**GIVEN REQUEST A**
In the forum thread on WES assessment, substitute "Chennai" for "Hyderabad" and give the passage between "# WES assessment" and "me the procedure.", inclusive.

**TEXT SEGMENT**
# WES assessment



## yashwanth.258 (Jun 5, 2014)

Hi All,

I'm from India and studied Bachelor of Technology in JNTU Hyderabad. Is anyone did the WES assessment on their own ?

If yes, please tell me the procedure. 

I'm good to know even you know the procedure without doing

My question is, can I send the transcripts to WES after collecting from JNTU ? 

Please help me out. 

Thanks in advance


----------



## harishpatarla (Sep 23, 2013)

yashwanth.258 said:


> Hi All,
> 
> I'm from India and studied Bachelor of Technology in JNTU Hyderabad. Is anyone did the WES assessment on their own ?
> 
> ...


1st stage of visa process is* ECA ( Education Credentials Assessment) 
FEE : 317 C$ 
process time :15 days to a month time

You need to get photocopies of Your Certificates and grade sheets and get them attested by either the councellor or examination director and get them in a sealed envelope and you also need to include the Payment receipts in another envelope along with the sealed envelope.

**GIVEN REQUEST B**
Rewrite the entries as a JSON list of strings, one string per line and no blank lines, covering only the span from the first line of the entries through the line that contains "callout-7: 7 <box>90 455 98 471</box>", inclusive.

**DATA IN THIS EXERCISE**

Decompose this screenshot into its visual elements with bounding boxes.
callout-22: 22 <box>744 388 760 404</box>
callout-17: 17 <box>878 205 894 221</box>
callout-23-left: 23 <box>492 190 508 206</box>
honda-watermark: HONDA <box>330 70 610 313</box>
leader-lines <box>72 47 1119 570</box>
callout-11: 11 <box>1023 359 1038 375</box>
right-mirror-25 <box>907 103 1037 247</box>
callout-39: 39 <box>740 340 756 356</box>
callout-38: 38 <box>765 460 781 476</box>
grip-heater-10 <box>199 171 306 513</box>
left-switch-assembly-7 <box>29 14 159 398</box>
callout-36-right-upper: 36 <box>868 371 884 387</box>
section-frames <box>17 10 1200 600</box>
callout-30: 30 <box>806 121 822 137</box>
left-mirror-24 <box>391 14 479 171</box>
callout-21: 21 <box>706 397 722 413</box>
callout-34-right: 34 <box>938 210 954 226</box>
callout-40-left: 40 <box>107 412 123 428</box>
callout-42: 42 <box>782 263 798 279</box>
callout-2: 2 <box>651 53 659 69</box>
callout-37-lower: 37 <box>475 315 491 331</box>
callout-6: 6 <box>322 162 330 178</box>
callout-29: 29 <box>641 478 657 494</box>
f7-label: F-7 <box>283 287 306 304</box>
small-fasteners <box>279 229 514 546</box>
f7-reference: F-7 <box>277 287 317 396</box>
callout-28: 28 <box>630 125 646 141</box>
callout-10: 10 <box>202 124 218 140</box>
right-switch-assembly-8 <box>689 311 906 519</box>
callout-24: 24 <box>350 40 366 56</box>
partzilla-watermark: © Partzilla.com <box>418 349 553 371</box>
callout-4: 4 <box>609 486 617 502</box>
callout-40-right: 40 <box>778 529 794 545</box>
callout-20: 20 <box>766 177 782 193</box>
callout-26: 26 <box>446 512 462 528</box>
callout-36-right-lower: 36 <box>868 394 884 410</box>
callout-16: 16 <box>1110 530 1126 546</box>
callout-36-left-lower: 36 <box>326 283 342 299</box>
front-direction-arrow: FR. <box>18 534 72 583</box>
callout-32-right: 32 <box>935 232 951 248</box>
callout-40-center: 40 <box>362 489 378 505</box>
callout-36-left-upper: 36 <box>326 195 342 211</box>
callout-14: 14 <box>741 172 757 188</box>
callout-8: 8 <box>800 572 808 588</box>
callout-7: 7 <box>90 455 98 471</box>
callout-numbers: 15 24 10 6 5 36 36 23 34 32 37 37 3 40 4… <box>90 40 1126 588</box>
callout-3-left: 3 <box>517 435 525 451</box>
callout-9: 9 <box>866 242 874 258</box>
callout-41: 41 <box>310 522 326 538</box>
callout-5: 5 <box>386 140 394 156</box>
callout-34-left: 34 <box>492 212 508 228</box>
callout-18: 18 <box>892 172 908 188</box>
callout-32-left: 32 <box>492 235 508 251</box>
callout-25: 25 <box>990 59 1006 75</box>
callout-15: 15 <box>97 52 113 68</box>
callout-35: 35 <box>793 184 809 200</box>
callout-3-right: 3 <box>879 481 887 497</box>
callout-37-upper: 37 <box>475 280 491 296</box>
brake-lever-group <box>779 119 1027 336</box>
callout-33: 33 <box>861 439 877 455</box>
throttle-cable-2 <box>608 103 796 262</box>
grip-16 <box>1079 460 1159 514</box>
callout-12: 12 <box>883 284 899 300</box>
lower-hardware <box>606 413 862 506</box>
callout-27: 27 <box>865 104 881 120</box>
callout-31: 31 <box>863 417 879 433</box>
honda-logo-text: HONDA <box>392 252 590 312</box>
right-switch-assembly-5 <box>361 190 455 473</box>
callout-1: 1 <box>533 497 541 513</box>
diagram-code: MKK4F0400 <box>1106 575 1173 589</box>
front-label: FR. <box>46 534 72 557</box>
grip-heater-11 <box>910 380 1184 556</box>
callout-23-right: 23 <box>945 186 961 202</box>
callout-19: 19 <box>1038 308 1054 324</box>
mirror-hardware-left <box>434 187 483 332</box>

**WRITTEN RESPONSE A**
# WES assessment



## yashwanth.258 (Jun 5, 2014)

Hi All,

I'm from India and studied Bachelor of Technology in JNTU Chennai. Is anyone did the WES assessment on their own ?

If yes, please tell me the procedure.

**WRITTEN RESPONSE B**
[
  "Decompose this screenshot into its visual elements with bounding boxes.",
  "callout-22: 22 <box>744 388 760 404</box>",
  "callout-17: 17 <box>878 205 894 221</box>",
  "callout-23-left: 23 <box>492 190 508 206</box>",
  "honda-watermark: HONDA <box>330 70 610 313</box>",
  "leader-lines <box>72 47 1119 570</box>",
  "callout-11: 11 <box>1023 359 1038 375</box>",
  "right-mirror-25 <box>907 103 1037 247</box>",
  "callout-39: 39 <box>740 340 756 356</box>",
  "callout-38: 38 <box>765 460 781 476</box>",
  "grip-heater-10 <box>199 171 306 513</box>",
  "left-switch-assembly-7 <box>29 14 159 398</box>",
  "callout-36-right-upper: 36 <box>868 371 884 387</box>",
  "section-frames <box>17 10 1200 600</box>",
  "callout-30: 30 <box>806 121 822 137</box>",
  "left-mirror-24 <box>391 14 479 171</box>",
  "callout-21: 21 <box>706 397 722 413</box>",
  "callout-34-right: 34 <box>938 210 954 226</box>",
  "callout-40-left: 40 <box>107 412 123 428</box>",
  "callout-42: 42 <box>782 263 798 279</box>",
  "callout-2: 2 <box>651 53 659 69</box>",
  "callout-37-lower: 37 <box>475 315 491 331</box>",
  "callout-6: 6 <box>322 162 330 178</box>",
  "callout-29: 29 <box>641 478 657 494</box>",
  "f7-label: F-7 <box>283 287 306 304</box>",
  "small-fasteners <box>279 229 514 546</box>",
  "f7-reference: F-7 <box>277 287 317 396</box>",
  "callout-28: 28 <box>630 125 646 141</box>",
  "callout-10: 10 <box>202 124 218 140</box>",
  "right-switch-assembly-8 <box>689 311 906 519</box>",
  "callout-24: 24 <box>350 40 366 56</box>",
  "partzilla-watermark: © Partzilla.com <box>418 349 553 371</box>",
  "callout-4: 4 <box>609 486 617 502</box>",
  "callout-40-right: 40 <box>778 529 794 545</box>",
  "callout-20: 20 <box>766 177 782 193</box>",
  "callout-26: 26 <box>446 512 462 528</box>",
  "callout-36-right-lower: 36 <box>868 394 884 410</box>",
  "callout-16: 16 <box>1110 530 1126 546</box>",
  "callout-36-left-lower: 36 <box>326 283 342 299</box>",
  "front-direction-arrow: FR. <box>18 534 72 583</box>",
  "callout-32-right: 32 <box>935 232 951 248</box>",
  "callout-40-center: 40 <box>362 489 378 505</box>",
  "callout-36-left-upper: 36 <box>326 195 342 211</box>",
  "callout-14: 14 <box>741 172 757 188</box>",
  "callout-8: 8 <box>800 572 808 588</box>",
  "callout-7: 7 <box>90 455 98 471</box>"
]